__THE PROBLEM__
Write out each record below exactly as it appears, with no pictures.
★ ★ ★ ★ ★
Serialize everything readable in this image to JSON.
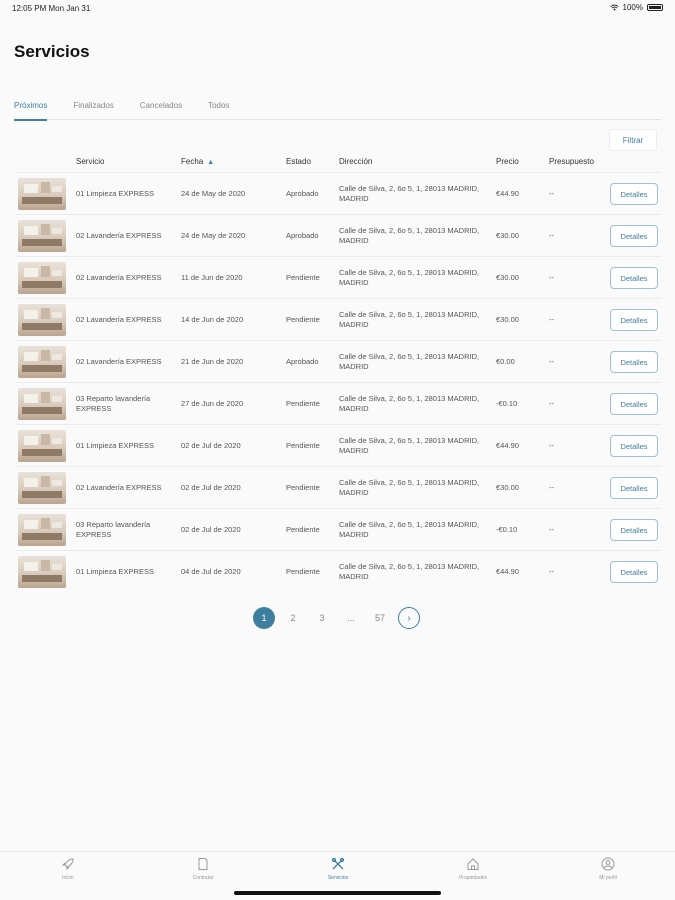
{
  "status_bar": {
    "time": "12:05 PM   Mon Jan 31",
    "battery": "100%"
  },
  "title": "Servicios",
  "tabs": [
    {
      "label": "Próximos",
      "active": true
    },
    {
      "label": "Finalizados",
      "active": false
    },
    {
      "label": "Cancelados",
      "active": false
    },
    {
      "label": "Todos",
      "active": false
    }
  ],
  "filter_label": "Filtrar",
  "table": {
    "headers": {
      "servicio": "Servicio",
      "fecha": "Fecha",
      "estado": "Estado",
      "direccion": "Dirección",
      "precio": "Precio",
      "presupuesto": "Presupuesto"
    },
    "details_label": "Detalles",
    "rows": [
      {
        "servicio": "01 Limpieza EXPRESS",
        "fecha": "24 de May de 2020",
        "estado": "Aprobado",
        "direccion": "Calle de Silva, 2, 6o 5, 1, 28013 MADRID, MADRID",
        "precio": "€44.90",
        "presupuesto": "--"
      },
      {
        "servicio": "02 Lavandería EXPRESS",
        "fecha": "24 de May de 2020",
        "estado": "Aprobado",
        "direccion": "Calle de Silva, 2, 6o 5, 1, 28013 MADRID, MADRID",
        "precio": "€30.00",
        "presupuesto": "--"
      },
      {
        "servicio": "02 Lavandería EXPRESS",
        "fecha": "11 de Jun de 2020",
        "estado": "Pendiente",
        "direccion": "Calle de Silva, 2, 6o 5, 1, 28013 MADRID, MADRID",
        "precio": "€30.00",
        "presupuesto": "--"
      },
      {
        "servicio": "02 Lavandería EXPRESS",
        "fecha": "14 de Jun de 2020",
        "estado": "Pendiente",
        "direccion": "Calle de Silva, 2, 6o 5, 1, 28013 MADRID, MADRID",
        "precio": "€30.00",
        "presupuesto": "--"
      },
      {
        "servicio": "02 Lavandería EXPRESS",
        "fecha": "21 de Jun de 2020",
        "estado": "Aprobado",
        "direccion": "Calle de Silva, 2, 6o 5, 1, 28013 MADRID, MADRID",
        "precio": "€0.00",
        "presupuesto": "--"
      },
      {
        "servicio": "03 Reparto lavandería EXPRESS",
        "fecha": "27 de Jun de 2020",
        "estado": "Pendiente",
        "direccion": "Calle de Silva, 2, 6o 5, 1, 28013 MADRID, MADRID",
        "precio": "-€0.10",
        "presupuesto": "--"
      },
      {
        "servicio": "01 Limpieza EXPRESS",
        "fecha": "02 de Jul de 2020",
        "estado": "Pendiente",
        "direccion": "Calle de Silva, 2, 6o 5, 1, 28013 MADRID, MADRID",
        "precio": "€44.90",
        "presupuesto": "--"
      },
      {
        "servicio": "02 Lavandería EXPRESS",
        "fecha": "02 de Jul de 2020",
        "estado": "Pendiente",
        "direccion": "Calle de Silva, 2, 6o 5, 1, 28013 MADRID, MADRID",
        "precio": "€30.00",
        "presupuesto": "--"
      },
      {
        "servicio": "03 Reparto lavandería EXPRESS",
        "fecha": "02 de Jul de 2020",
        "estado": "Pendiente",
        "direccion": "Calle de Silva, 2, 6o 5, 1, 28013 MADRID, MADRID",
        "precio": "-€0.10",
        "presupuesto": "--"
      },
      {
        "servicio": "01 Limpieza EXPRESS",
        "fecha": "04 de Jul de 2020",
        "estado": "Pendiente",
        "direccion": "Calle de Silva, 2, 6o 5, 1, 28013 MADRID, MADRID",
        "precio": "€44.90",
        "presupuesto": "--"
      }
    ]
  },
  "pagination": {
    "pages": [
      "1",
      "2",
      "3",
      "...",
      "57"
    ],
    "current": "1",
    "next_icon": "chevron-right-icon"
  },
  "tab_bar": [
    {
      "label": "Inicio",
      "icon": "rocket-icon",
      "active": false
    },
    {
      "label": "Contratar",
      "icon": "document-icon",
      "active": false
    },
    {
      "label": "Servicios",
      "icon": "tools-icon",
      "active": true
    },
    {
      "label": "Propiedades",
      "icon": "house-icon",
      "active": false
    },
    {
      "label": "Mi perfil",
      "icon": "user-icon",
      "active": false
    }
  ],
  "colors": {
    "accent": "#3e7fa0",
    "background": "#fafafa"
  }
}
★ ★ ★ ★ ★
__REPLY__
Serialize everything readable in this image to JSON.
{
  "status_bar": {
    "time": "12:05 PM   Mon Jan 31",
    "battery": "100%"
  },
  "title": "Servicios",
  "tabs": [
    {
      "label": "Próximos",
      "active": true
    },
    {
      "label": "Finalizados",
      "active": false
    },
    {
      "label": "Cancelados",
      "active": false
    },
    {
      "label": "Todos",
      "active": false
    }
  ],
  "filter_label": "Filtrar",
  "table": {
    "headers": {
      "servicio": "Servicio",
      "fecha": "Fecha",
      "estado": "Estado",
      "direccion": "Dirección",
      "precio": "Precio",
      "presupuesto": "Presupuesto"
    },
    "details_label": "Detalles",
    "rows": [
      {
        "servicio": "01 Limpieza EXPRESS",
        "fecha": "24 de May de 2020",
        "estado": "Aprobado",
        "direccion": "Calle de Silva, 2, 6o 5, 1, 28013 MADRID, MADRID",
        "precio": "€44.90",
        "presupuesto": "--"
      },
      {
        "servicio": "02 Lavandería EXPRESS",
        "fecha": "24 de May de 2020",
        "estado": "Aprobado",
        "direccion": "Calle de Silva, 2, 6o 5, 1, 28013 MADRID, MADRID",
        "precio": "€30.00",
        "presupuesto": "--"
      },
      {
        "servicio": "02 Lavandería EXPRESS",
        "fecha": "11 de Jun de 2020",
        "estado": "Pendiente",
        "direccion": "Calle de Silva, 2, 6o 5, 1, 28013 MADRID, MADRID",
        "precio": "€30.00",
        "presupuesto": "--"
      },
      {
        "servicio": "02 Lavandería EXPRESS",
        "fecha": "14 de Jun de 2020",
        "estado": "Pendiente",
        "direccion": "Calle de Silva, 2, 6o 5, 1, 28013 MADRID, MADRID",
        "precio": "€30.00",
        "presupuesto": "--"
      },
      {
        "servicio": "02 Lavandería EXPRESS",
        "fecha": "21 de Jun de 2020",
        "estado": "Aprobado",
        "direccion": "Calle de Silva, 2, 6o 5, 1, 28013 MADRID, MADRID",
        "precio": "€0.00",
        "presupuesto": "--"
      },
      {
        "servicio": "03 Reparto lavandería EXPRESS",
        "fecha": "27 de Jun de 2020",
        "estado": "Pendiente",
        "direccion": "Calle de Silva, 2, 6o 5, 1, 28013 MADRID, MADRID",
        "precio": "-€0.10",
        "presupuesto": "--"
      },
      {
        "servicio": "01 Limpieza EXPRESS",
        "fecha": "02 de Jul de 2020",
        "estado": "Pendiente",
        "direccion": "Calle de Silva, 2, 6o 5, 1, 28013 MADRID, MADRID",
        "precio": "€44.90",
        "presupuesto": "--"
      },
      {
        "servicio": "02 Lavandería EXPRESS",
        "fecha": "02 de Jul de 2020",
        "estado": "Pendiente",
        "direccion": "Calle de Silva, 2, 6o 5, 1, 28013 MADRID, MADRID",
        "precio": "€30.00",
        "presupuesto": "--"
      },
      {
        "servicio": "03 Reparto lavandería EXPRESS",
        "fecha": "02 de Jul de 2020",
        "estado": "Pendiente",
        "direccion": "Calle de Silva, 2, 6o 5, 1, 28013 MADRID, MADRID",
        "precio": "-€0.10",
        "presupuesto": "--"
      },
      {
        "servicio": "01 Limpieza EXPRESS",
        "fecha": "04 de Jul de 2020",
        "estado": "Pendiente",
        "direccion": "Calle de Silva, 2, 6o 5, 1, 28013 MADRID, MADRID",
        "precio": "€44.90",
        "presupuesto": "--"
      }
    ]
  },
  "pagination": {
    "pages": [
      "1",
      "2",
      "3",
      "...",
      "57"
    ],
    "current": "1",
    "next_icon": "chevron-right-icon"
  },
  "tab_bar": [
    {
      "label": "Inicio",
      "icon": "rocket-icon",
      "active": false
    },
    {
      "label": "Contratar",
      "icon": "document-icon",
      "active": false
    },
    {
      "label": "Servicios",
      "icon": "tools-icon",
      "active": true
    },
    {
      "label": "Propiedades",
      "icon": "house-icon",
      "active": false
    },
    {
      "label": "Mi perfil",
      "icon": "user-icon",
      "active": false
    }
  ],
  "colors": {
    "accent": "#3e7fa0",
    "background": "#fafafa"
  }
}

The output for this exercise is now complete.